• [PROBLEM]:
The data below must be copied in full and without any change.

>> start GIVEN DATA

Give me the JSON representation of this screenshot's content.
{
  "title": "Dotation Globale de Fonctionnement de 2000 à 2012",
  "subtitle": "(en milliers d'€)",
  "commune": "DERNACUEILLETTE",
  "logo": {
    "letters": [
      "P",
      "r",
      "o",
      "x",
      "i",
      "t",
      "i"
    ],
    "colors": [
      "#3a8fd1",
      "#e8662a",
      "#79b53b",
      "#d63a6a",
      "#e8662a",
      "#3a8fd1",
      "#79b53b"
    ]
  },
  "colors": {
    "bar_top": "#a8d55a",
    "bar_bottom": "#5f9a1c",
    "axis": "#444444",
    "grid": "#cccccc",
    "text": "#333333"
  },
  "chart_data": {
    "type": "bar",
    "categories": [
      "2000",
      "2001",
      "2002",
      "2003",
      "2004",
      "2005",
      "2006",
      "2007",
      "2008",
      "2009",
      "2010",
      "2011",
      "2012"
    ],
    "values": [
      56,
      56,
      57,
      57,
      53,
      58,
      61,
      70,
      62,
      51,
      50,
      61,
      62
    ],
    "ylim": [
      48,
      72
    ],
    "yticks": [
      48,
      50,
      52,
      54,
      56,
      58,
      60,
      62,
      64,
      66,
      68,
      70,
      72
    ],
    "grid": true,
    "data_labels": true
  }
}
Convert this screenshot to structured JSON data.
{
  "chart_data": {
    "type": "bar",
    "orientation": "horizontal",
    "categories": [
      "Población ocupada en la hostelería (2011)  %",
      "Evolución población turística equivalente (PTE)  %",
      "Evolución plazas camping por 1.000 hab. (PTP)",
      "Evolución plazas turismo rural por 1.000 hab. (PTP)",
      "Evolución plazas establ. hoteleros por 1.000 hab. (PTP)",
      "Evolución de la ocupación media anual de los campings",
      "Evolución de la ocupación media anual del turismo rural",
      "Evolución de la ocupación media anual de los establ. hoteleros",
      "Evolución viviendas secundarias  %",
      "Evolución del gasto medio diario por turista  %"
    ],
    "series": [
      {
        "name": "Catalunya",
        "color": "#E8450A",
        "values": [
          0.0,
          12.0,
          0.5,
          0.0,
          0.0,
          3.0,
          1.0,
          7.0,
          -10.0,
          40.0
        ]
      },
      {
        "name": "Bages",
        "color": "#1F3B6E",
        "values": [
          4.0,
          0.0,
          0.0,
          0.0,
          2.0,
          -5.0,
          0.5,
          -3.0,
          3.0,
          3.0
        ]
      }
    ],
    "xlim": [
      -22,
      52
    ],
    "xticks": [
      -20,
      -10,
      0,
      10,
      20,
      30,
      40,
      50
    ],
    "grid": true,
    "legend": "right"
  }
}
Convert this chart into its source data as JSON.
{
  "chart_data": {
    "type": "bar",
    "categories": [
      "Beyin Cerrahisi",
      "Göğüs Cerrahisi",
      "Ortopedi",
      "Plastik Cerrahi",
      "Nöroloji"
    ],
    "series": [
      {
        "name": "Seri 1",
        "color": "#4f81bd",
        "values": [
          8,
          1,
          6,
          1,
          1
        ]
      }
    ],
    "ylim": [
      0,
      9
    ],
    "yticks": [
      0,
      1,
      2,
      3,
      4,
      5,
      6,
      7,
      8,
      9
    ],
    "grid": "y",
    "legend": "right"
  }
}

>> end GIVEN DATA

• [FINAL RESULT]:
Give me the JSON representation of this screenshot's content.
{
  "title": "Dotation Globale de Fonctionnement de 2000 à 2012",
  "subtitle": "(en milliers d'€)",
  "commune": "DERNACUEILLETTE",
  "logo": {
    "letters": [
      "P",
      "r",
      "o",
      "x",
      "i",
      "t",
      "i"
    ],
    "colors": [
      "#3a8fd1",
      "#e8662a",
      "#79b53b",
      "#d63a6a",
      "#e8662a",
      "#3a8fd1",
      "#79b53b"
    ]
  },
  "colors": {
    "bar_top": "#a8d55a",
    "bar_bottom": "#5f9a1c",
    "axis": "#444444",
    "grid": "#cccccc",
    "text": "#333333"
  },
  "chart_data": {
    "type": "bar",
    "categories": [
      "2000",
      "2001",
      "2002",
      "2003",
      "2004",
      "2005",
      "2006",
      "2007",
      "2008",
      "2009",
      "2010",
      "2011",
      "2012"
    ],
    "values": [
      56,
      56,
      57,
      57,
      53,
      58,
      61,
      70,
      62,
      51,
      50,
      61,
      62
    ],
    "ylim": [
      48,
      72
    ],
    "yticks": [
      48,
      50,
      52,
      54,
      56,
      58,
      60,
      62,
      64,
      66,
      68,
      70,
      72
    ],
    "grid": true,
    "data_labels": true
  }
}
Convert this screenshot to structured JSON data.
{
  "chart_data": {
    "type": "bar",
    "orientation": "horizontal",
    "categories": [
      "Población ocupada en la hostelería (2011)  %",
      "Evolución población turística equivalente (PTE)  %",
      "Evolución plazas camping por 1.000 hab. (PTP)",
      "Evolución plazas turismo rural por 1.000 hab. (PTP)",
      "Evolución plazas establ. hoteleros por 1.000 hab. (PTP)",
      "Evolución de la ocupación media anual de los campings",
      "Evolución de la ocupación media anual del turismo rural",
      "Evolución de la ocupación media anual de los establ. hoteleros",
      "Evolución viviendas secundarias  %",
      "Evolución del gasto medio diario por turista  %"
    ],
    "series": [
      {
        "name": "Catalunya",
        "color": "#E8450A",
        "values": [
          0.0,
          12.0,
          0.5,
          0.0,
          0.0,
          3.0,
          1.0,
          7.0,
          -10.0,
          40.0
        ]
      },
      {
        "name": "Bages",
        "color": "#1F3B6E",
        "values": [
          4.0,
          0.0,
          0.0,
          0.0,
          2.0,
          -5.0,
          0.5,
          -3.0,
          3.0,
          3.0
        ]
      }
    ],
    "xlim": [
      -22,
      52
    ],
    "xticks": [
      -20,
      -10,
      0,
      10,
      20,
      30,
      40,
      50
    ],
    "grid": true,
    "legend": "right"
  }
}
Convert this chart into its source data as JSON.
{
  "chart_data": {
    "type": "bar",
    "categories": [
      "Beyin Cerrahisi",
      "Göğüs Cerrahisi",
      "Ortopedi",
      "Plastik Cerrahi",
      "Nöroloji"
    ],
    "series": [
      {
        "name": "Seri 1",
        "color": "#4f81bd",
        "values": [
          8,
          1,
          6,
          1,
          1
        ]
      }
    ],
    "ylim": [
      0,
      9
    ],
    "yticks": [
      0,
      1,
      2,
      3,
      4,
      5,
      6,
      7,
      8,
      9
    ],
    "grid": "y",
    "legend": "right"
  }
}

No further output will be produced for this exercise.